Duplicate each of the following rows verbatim, keeping every line as it appears.

Region annotation records
---

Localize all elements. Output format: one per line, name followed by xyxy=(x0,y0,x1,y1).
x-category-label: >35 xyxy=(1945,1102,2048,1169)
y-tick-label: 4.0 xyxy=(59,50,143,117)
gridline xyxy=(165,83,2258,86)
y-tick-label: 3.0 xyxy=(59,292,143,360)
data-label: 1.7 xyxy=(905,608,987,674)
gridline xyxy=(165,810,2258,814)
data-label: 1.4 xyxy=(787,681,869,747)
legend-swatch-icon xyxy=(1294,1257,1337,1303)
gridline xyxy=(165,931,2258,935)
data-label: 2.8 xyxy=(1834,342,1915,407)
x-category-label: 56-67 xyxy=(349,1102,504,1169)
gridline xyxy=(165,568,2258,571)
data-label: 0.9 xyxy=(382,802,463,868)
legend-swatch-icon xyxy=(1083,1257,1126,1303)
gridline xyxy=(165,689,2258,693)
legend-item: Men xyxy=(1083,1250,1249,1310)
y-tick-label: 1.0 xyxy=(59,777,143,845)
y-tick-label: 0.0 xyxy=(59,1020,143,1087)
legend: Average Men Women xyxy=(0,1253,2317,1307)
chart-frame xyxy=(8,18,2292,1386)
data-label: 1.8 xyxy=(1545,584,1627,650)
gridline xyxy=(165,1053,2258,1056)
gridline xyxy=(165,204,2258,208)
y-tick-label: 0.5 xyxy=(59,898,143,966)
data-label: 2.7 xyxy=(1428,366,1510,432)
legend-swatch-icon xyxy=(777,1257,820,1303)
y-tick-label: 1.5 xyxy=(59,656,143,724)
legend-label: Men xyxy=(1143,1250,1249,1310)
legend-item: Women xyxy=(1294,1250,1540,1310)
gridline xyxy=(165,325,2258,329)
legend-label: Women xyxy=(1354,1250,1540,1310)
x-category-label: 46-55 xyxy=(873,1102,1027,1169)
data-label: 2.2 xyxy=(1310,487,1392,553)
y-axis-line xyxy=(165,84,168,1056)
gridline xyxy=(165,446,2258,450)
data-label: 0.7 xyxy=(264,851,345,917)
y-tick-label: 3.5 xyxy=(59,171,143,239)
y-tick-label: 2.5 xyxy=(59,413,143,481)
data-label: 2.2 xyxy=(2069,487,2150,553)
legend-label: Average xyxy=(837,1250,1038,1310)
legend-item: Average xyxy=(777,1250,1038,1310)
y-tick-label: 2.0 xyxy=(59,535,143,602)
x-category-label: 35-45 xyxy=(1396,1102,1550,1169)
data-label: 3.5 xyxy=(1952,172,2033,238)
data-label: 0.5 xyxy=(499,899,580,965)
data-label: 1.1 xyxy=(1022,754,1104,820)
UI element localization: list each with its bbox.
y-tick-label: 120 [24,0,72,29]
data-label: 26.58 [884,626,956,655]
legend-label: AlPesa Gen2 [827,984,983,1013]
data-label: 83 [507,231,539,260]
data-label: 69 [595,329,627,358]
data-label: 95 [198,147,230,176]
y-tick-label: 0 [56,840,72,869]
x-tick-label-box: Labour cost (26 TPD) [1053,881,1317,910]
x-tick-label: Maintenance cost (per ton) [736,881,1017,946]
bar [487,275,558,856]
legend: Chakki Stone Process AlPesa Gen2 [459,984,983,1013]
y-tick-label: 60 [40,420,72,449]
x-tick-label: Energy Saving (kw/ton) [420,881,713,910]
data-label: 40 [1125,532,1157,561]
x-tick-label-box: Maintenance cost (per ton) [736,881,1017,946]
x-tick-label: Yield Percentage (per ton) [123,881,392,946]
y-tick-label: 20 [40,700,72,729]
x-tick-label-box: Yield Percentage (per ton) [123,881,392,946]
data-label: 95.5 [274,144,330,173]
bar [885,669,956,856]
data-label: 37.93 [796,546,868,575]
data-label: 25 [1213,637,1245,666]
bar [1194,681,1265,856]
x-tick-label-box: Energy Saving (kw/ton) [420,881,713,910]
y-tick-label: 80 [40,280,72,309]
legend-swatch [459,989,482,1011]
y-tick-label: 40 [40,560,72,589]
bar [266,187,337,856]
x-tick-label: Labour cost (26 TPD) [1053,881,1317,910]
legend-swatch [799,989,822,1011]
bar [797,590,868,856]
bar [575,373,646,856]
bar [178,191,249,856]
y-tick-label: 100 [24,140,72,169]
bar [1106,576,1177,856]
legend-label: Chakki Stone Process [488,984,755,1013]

---

=== PROBLEM SOLUTION ===
Localize all elements. Output format: one per line, name followed by xyxy=(x0,y0,x1,y1).
x-category-label: >35 xyxy=(1945,1102,2048,1169)
y-tick-label: 4.0 xyxy=(59,50,143,117)
gridline xyxy=(165,83,2258,86)
y-tick-label: 3.0 xyxy=(59,292,143,360)
data-label: 1.7 xyxy=(905,608,987,674)
gridline xyxy=(165,810,2258,814)
data-label: 1.4 xyxy=(787,681,869,747)
legend-swatch-icon xyxy=(1294,1257,1337,1303)
gridline xyxy=(165,931,2258,935)
data-label: 2.8 xyxy=(1834,342,1915,407)
x-category-label: 56-67 xyxy=(349,1102,504,1169)
gridline xyxy=(165,568,2258,571)
data-label: 0.9 xyxy=(382,802,463,868)
legend-swatch-icon xyxy=(1083,1257,1126,1303)
gridline xyxy=(165,689,2258,693)
legend-item: Men xyxy=(1083,1250,1249,1310)
y-tick-label: 1.0 xyxy=(59,777,143,845)
y-tick-label: 0.0 xyxy=(59,1020,143,1087)
legend: Average Men Women xyxy=(0,1253,2317,1307)
chart-frame xyxy=(8,18,2292,1386)
data-label: 1.8 xyxy=(1545,584,1627,650)
gridline xyxy=(165,1053,2258,1056)
gridline xyxy=(165,204,2258,208)
y-tick-label: 0.5 xyxy=(59,898,143,966)
data-label: 2.7 xyxy=(1428,366,1510,432)
legend-swatch-icon xyxy=(777,1257,820,1303)
y-tick-label: 1.5 xyxy=(59,656,143,724)
legend-label: Men xyxy=(1143,1250,1249,1310)
legend-item: Women xyxy=(1294,1250,1540,1310)
gridline xyxy=(165,325,2258,329)
legend-label: Women xyxy=(1354,1250,1540,1310)
x-category-label: 46-55 xyxy=(873,1102,1027,1169)
data-label: 2.2 xyxy=(1310,487,1392,553)
y-axis-line xyxy=(165,84,168,1056)
gridline xyxy=(165,446,2258,450)
data-label: 0.7 xyxy=(264,851,345,917)
y-tick-label: 3.5 xyxy=(59,171,143,239)
y-tick-label: 2.5 xyxy=(59,413,143,481)
data-label: 2.2 xyxy=(2069,487,2150,553)
legend-label: Average xyxy=(837,1250,1038,1310)
legend-item: Average xyxy=(777,1250,1038,1310)
y-tick-label: 2.0 xyxy=(59,535,143,602)
x-category-label: 35-45 xyxy=(1396,1102,1550,1169)
data-label: 3.5 xyxy=(1952,172,2033,238)
data-label: 0.5 xyxy=(499,899,580,965)
data-label: 1.1 xyxy=(1022,754,1104,820)
UI element localization: list each with its bbox.
y-tick-label: 120 [24,0,72,29]
data-label: 26.58 [884,626,956,655]
legend-label: AlPesa Gen2 [827,984,983,1013]
data-label: 83 [507,231,539,260]
data-label: 69 [595,329,627,358]
data-label: 95 [198,147,230,176]
y-tick-label: 0 [56,840,72,869]
x-tick-label-box: Labour cost (26 TPD) [1053,881,1317,910]
x-tick-label: Maintenance cost (per ton) [736,881,1017,946]
bar [487,275,558,856]
legend: Chakki Stone Process AlPesa Gen2 [459,984,983,1013]
y-tick-label: 60 [40,420,72,449]
x-tick-label: Energy Saving (kw/ton) [420,881,713,910]
data-label: 40 [1125,532,1157,561]
x-tick-label-box: Maintenance cost (per ton) [736,881,1017,946]
x-tick-label: Yield Percentage (per ton) [123,881,392,946]
y-tick-label: 20 [40,700,72,729]
x-tick-label-box: Yield Percentage (per ton) [123,881,392,946]
data-label: 95.5 [274,144,330,173]
bar [885,669,956,856]
data-label: 37.93 [796,546,868,575]
data-label: 25 [1213,637,1245,666]
bar [1194,681,1265,856]
x-tick-label-box: Energy Saving (kw/ton) [420,881,713,910]
y-tick-label: 80 [40,280,72,309]
legend-swatch [459,989,482,1011]
y-tick-label: 40 [40,560,72,589]
bar [266,187,337,856]
x-tick-label: Labour cost (26 TPD) [1053,881,1317,910]
legend-swatch [799,989,822,1011]
bar [797,590,868,856]
bar [575,373,646,856]
bar [178,191,249,856]
y-tick-label: 100 [24,140,72,169]
bar [1106,576,1177,856]
legend-label: Chakki Stone Process [488,984,755,1013]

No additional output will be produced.